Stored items

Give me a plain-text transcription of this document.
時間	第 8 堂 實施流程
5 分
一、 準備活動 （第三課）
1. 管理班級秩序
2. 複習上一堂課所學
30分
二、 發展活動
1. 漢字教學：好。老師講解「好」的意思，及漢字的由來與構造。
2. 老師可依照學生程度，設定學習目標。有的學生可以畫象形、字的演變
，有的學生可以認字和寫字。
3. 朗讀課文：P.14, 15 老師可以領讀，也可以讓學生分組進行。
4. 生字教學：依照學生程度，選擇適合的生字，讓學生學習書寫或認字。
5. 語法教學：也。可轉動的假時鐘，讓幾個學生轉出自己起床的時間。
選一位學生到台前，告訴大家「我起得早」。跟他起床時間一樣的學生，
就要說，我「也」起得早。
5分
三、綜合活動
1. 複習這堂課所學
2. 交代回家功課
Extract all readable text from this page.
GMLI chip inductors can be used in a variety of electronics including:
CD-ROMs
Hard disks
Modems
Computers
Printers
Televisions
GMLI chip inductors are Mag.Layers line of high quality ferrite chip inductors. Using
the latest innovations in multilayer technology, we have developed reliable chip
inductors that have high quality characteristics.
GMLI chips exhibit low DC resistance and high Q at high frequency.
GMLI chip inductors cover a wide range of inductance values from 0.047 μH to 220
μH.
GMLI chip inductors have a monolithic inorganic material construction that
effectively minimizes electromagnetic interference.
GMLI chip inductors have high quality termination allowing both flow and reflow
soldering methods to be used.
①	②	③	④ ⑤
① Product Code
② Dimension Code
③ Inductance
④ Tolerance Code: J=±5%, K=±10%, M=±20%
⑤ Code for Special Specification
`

_Work to complete_.
Locate the word "text" in the records and collect each line it appears in.

_Solution_.
Give me a plain-text transcription of this document.
Extract all readable text from this page.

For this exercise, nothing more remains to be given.